(Stored data)

-------------------------

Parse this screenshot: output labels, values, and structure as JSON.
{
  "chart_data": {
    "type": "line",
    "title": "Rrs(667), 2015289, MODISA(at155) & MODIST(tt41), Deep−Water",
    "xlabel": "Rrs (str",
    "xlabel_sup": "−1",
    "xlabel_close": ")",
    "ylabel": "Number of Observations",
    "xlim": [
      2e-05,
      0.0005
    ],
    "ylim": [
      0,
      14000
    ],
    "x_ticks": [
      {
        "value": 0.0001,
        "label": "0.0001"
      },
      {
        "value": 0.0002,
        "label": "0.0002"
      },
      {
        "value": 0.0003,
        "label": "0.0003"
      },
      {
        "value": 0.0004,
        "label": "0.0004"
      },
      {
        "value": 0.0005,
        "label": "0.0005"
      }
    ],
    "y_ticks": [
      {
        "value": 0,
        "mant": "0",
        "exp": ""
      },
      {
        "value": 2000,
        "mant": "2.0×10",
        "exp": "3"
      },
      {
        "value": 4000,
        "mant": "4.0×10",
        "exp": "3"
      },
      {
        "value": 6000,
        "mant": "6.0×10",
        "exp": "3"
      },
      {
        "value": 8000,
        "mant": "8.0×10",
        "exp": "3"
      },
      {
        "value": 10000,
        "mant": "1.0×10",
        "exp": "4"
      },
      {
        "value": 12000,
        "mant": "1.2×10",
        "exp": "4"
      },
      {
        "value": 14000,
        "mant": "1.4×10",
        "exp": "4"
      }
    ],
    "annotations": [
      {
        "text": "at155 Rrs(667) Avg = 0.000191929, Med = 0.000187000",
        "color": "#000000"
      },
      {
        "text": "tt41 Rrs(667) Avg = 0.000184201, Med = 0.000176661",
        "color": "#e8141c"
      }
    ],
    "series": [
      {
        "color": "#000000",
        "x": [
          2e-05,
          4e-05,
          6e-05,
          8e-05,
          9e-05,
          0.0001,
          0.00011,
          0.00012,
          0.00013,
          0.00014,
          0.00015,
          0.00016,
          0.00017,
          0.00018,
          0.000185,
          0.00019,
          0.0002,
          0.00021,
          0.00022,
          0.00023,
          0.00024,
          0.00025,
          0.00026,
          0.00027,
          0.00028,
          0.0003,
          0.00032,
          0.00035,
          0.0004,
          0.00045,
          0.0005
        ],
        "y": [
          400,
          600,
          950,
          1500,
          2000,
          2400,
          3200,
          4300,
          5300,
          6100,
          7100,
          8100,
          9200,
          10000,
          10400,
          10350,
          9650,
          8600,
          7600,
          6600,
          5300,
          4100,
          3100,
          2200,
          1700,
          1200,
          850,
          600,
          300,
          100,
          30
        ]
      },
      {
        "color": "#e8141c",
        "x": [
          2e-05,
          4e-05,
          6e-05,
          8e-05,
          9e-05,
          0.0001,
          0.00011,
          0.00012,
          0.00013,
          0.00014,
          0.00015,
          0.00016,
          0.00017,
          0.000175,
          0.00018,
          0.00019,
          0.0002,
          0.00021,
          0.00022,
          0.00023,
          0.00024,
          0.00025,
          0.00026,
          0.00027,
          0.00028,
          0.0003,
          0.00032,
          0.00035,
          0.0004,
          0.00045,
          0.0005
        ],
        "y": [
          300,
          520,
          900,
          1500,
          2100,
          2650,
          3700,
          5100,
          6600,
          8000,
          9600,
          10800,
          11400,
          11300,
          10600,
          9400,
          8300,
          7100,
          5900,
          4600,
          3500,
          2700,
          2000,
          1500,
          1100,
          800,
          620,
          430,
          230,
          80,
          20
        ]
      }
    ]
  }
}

-------------------------

## WORK REQUIRED
Scan the records above and report how many lines include the word "mant", without any other text.

## FINAL RESULT
8